--- SELECTION ---

Thursday, February 16, 2012

How to be a Gorilla Manager: In five easy steps

 
Dear Hogarth,

I want to become project manager. Can you give me some advice on what to do?

Thanks,
- Aspiring cat herder

Dear Aspiring,

Run, run as far as you can.

Barring that, I recommend you have your head examined. I mean, seriously, if you do your job well no one will notice you. If the project fails, you'll be standing right next to the product manager when they roll out the firing squad. Why would you want to put yourself through that?...


"Hogarth!"

My gorilla looked up from the keyboard, banana sized finger poised over the Return key. "What? Oh right, let me guess." He sat back in my chair. Amid the creaking protests of my chair he did a disturbingly accurate imitation of me. "Hogarth! What on earth are you doing?" He grinned at me, "that about cover it?"

I pinched the bridge of my nose. The pounding ache behind my eyes was threatening to burst out like some bad horror flick monster. "Yes, that covers it."

Hogarth said, "good, then we have that covered. That was easy."

"Hogarth…" I said menacingly.

He held up his hands. "Oh, right, what am I doing? I was just checking my email. Someone wanted some advice on becoming a project manager."

I blinked, "you have email?"

"Well duh. It's the 21st century, of course I have email." He shook his head like I'd asked the craziest question ever.  Okay, maybe I did. Did I?

Shaking my head I tried a different tack. "You were giving advice on becoming a project manager?"

He nodded, "Yep, don't."

"Don't?" I asked. "You do realize what I do for a living?"

Hogarth nodded, "Yep and that's why I'm advising him not to.  You're losing your hair, you've got an ulcer, and heaven knows that no one appreciates your work. Why on earth would anyone want to be a project manager?"

"Because I like helping people!"

Hogarth pointed a paw at the screen, "Okay, help him…"

And once again I had been Hogarthed.


Advice for the aspiring Project Manager (Scrum Master or Coach)
What advice would I give to a young project manager? While the urge to advise him or her to "run, run very fast," is fairly strong, it is also entirely unhelpful. And I really do like to help people, something I think makes me a good project manager, scrum master, coach, leader, etc.

---

(STATED GOAL A) In the gorilla manager post, rewrite the paragraph beginning "Barring that, I recommend" more briefly, keeping its main facts.

--- SOURCE RECORDS ---

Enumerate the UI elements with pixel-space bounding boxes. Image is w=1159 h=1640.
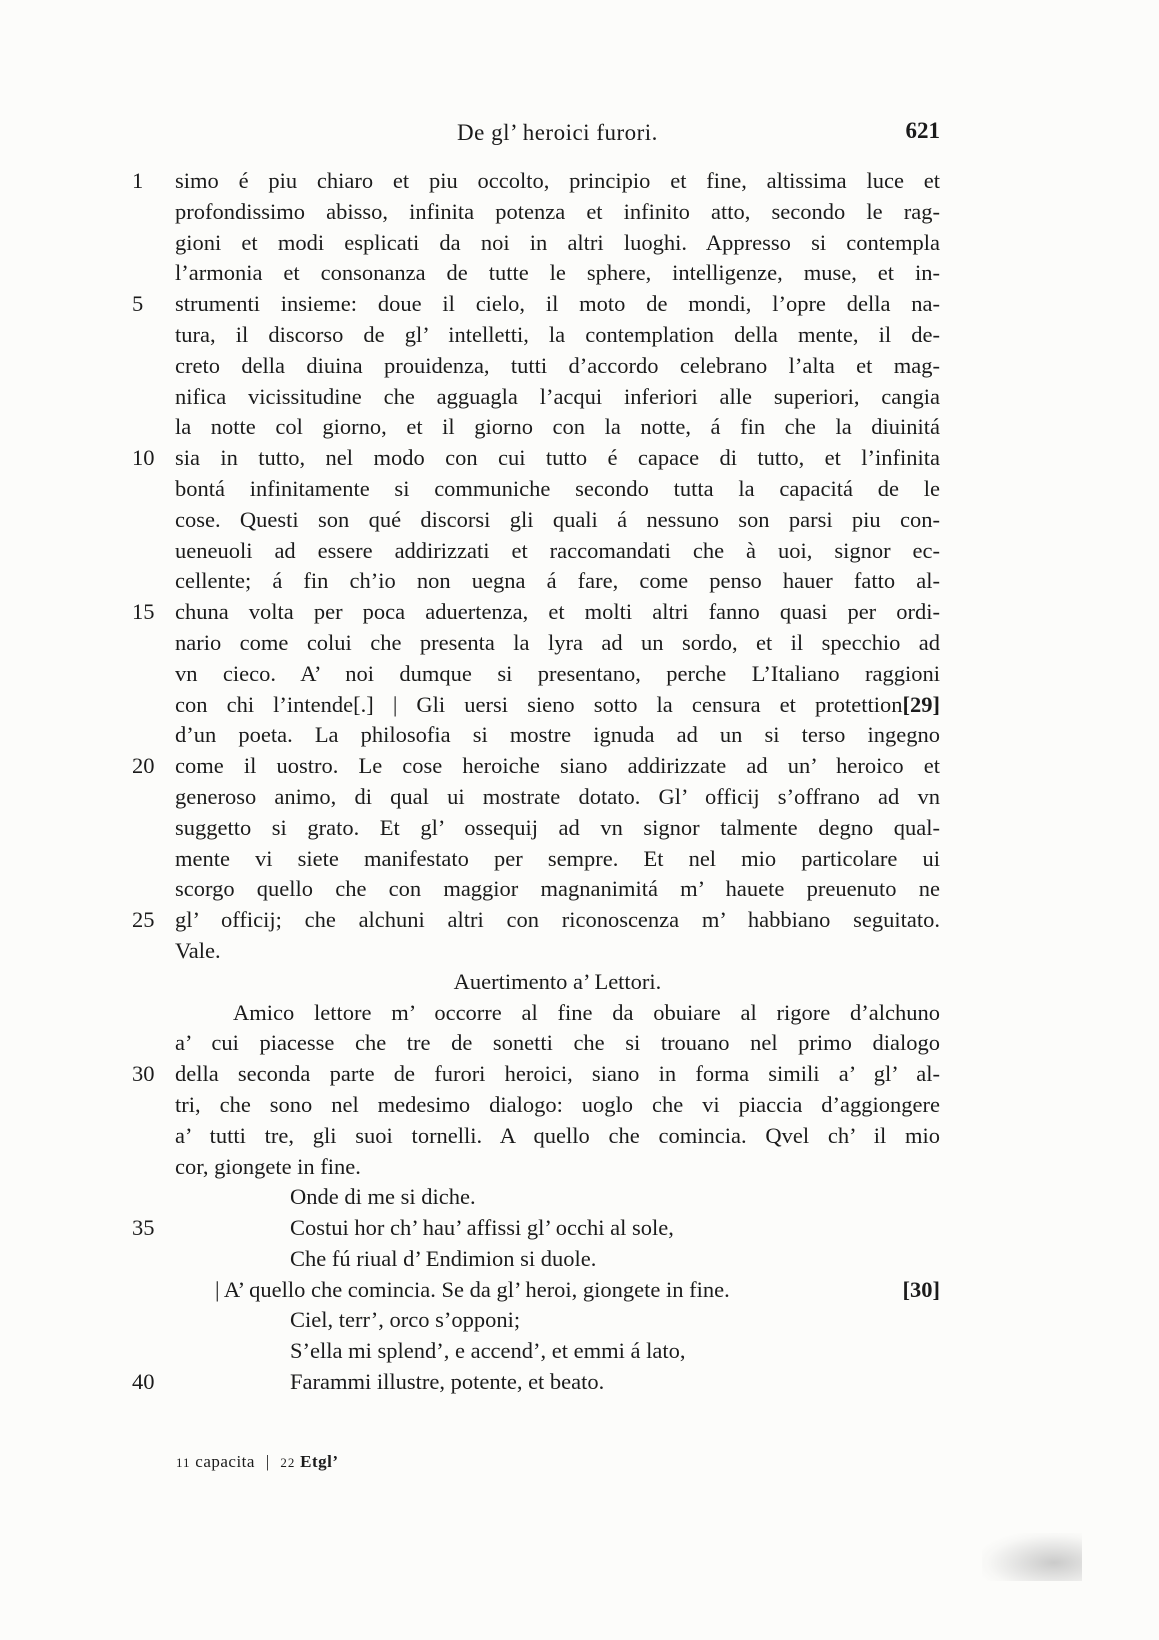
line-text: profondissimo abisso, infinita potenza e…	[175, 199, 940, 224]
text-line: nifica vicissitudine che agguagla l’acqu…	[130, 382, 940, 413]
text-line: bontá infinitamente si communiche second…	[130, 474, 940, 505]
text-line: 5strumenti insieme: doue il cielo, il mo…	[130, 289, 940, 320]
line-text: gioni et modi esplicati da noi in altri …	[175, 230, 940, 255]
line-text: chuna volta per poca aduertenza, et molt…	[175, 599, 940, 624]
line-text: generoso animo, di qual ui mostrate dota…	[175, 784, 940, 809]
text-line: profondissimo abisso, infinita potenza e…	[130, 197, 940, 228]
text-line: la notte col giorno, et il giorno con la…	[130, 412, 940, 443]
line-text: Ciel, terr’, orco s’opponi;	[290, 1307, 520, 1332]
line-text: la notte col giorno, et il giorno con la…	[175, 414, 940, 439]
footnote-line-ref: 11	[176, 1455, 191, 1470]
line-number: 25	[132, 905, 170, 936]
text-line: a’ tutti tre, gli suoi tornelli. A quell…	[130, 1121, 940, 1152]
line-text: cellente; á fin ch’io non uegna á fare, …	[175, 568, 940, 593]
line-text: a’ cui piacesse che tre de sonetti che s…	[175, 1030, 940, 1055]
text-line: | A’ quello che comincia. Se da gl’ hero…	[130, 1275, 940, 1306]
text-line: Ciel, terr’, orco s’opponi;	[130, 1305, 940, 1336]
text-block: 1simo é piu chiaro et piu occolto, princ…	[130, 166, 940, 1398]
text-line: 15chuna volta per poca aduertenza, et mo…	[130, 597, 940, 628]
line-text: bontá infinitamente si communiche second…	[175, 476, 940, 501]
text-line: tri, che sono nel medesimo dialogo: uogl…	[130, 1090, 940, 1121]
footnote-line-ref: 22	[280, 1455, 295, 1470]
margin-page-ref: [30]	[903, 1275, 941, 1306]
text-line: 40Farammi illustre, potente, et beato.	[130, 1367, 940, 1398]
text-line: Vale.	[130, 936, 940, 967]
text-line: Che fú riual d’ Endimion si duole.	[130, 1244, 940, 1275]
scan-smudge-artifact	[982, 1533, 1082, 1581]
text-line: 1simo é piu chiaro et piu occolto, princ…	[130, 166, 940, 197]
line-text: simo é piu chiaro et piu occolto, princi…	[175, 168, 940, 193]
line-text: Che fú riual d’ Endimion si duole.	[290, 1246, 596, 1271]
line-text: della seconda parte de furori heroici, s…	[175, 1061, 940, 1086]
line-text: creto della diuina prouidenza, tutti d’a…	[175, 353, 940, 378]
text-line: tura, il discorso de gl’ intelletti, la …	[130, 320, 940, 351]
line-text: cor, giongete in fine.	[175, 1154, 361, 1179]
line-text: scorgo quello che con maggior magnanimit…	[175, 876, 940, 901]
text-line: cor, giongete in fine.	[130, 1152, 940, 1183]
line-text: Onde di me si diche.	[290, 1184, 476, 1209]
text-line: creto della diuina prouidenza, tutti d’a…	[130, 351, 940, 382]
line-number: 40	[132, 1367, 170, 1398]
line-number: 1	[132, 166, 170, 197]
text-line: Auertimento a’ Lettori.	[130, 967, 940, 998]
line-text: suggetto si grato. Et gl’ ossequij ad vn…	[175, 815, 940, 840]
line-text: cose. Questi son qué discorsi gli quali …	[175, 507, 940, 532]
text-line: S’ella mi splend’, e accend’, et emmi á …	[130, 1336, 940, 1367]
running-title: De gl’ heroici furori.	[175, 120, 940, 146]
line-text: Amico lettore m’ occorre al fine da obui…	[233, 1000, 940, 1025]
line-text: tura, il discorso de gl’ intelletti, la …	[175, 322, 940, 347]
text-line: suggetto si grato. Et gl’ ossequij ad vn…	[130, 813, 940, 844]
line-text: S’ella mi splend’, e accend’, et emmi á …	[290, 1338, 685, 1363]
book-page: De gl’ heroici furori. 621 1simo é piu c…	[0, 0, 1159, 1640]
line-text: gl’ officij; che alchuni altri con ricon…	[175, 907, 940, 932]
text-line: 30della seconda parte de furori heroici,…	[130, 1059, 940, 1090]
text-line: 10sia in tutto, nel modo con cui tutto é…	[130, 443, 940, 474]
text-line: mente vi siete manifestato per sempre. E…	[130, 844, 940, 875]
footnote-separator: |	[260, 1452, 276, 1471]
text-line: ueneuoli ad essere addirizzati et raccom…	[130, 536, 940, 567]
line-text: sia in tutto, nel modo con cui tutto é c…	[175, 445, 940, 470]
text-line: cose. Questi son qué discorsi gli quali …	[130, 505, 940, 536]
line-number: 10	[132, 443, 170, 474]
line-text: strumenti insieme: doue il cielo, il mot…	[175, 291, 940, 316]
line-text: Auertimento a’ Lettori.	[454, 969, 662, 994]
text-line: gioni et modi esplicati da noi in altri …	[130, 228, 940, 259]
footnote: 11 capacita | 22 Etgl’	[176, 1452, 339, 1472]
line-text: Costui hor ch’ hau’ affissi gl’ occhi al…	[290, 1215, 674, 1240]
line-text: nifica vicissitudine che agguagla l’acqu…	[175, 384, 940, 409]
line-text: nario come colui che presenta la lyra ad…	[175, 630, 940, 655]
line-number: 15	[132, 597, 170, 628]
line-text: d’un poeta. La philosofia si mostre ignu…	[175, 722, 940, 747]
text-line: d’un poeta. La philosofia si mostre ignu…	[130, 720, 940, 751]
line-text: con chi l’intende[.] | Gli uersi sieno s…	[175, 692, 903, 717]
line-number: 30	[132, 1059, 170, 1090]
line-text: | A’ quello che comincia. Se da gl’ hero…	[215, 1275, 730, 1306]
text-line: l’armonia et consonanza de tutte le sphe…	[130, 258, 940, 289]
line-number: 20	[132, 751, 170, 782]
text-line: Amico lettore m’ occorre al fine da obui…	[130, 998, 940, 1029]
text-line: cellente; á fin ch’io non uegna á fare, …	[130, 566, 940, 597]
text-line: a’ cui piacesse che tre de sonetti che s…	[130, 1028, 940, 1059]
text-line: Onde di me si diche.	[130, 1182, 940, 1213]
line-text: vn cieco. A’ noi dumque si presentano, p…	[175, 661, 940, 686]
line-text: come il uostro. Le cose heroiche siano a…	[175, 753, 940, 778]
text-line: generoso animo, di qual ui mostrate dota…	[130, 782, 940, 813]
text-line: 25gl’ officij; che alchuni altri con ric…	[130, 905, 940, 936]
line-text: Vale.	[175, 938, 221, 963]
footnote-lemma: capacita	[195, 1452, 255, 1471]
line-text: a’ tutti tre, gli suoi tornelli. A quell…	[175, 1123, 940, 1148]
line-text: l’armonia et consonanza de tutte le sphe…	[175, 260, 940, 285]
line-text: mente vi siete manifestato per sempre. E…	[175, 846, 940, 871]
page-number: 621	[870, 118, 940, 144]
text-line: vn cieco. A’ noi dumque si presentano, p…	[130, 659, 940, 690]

---

(STATED GOAL B) In the rows, rewrite the lines from the one holding "line-text: profondissimo abisso, infinita" through the one holding "line-text: generoso animo, di", inclusive, with "generoso" replaced by "nobile" and nothing else changed.

(RESULT A) Failing that, get your head examined. Do the job well and no one notices you, but if the project fails you'll stand beside the product manager in front of the firing squad. Why put yourself through that?

(RESULT B)
line-text: profondissimo abisso, infinita potenza e…	[175, 199, 940, 224]
text-line: nifica vicissitudine che agguagla l’acqu…	[130, 382, 940, 413]
text-line: bontá infinitamente si communiche second…	[130, 474, 940, 505]
text-line: 5strumenti insieme: doue il cielo, il mo…	[130, 289, 940, 320]
line-text: gioni et modi esplicati da noi in altri …	[175, 230, 940, 255]
line-text: chuna volta per poca aduertenza, et molt…	[175, 599, 940, 624]
line-text: nobile animo, di qual ui mostrate dota…	[175, 784, 940, 809]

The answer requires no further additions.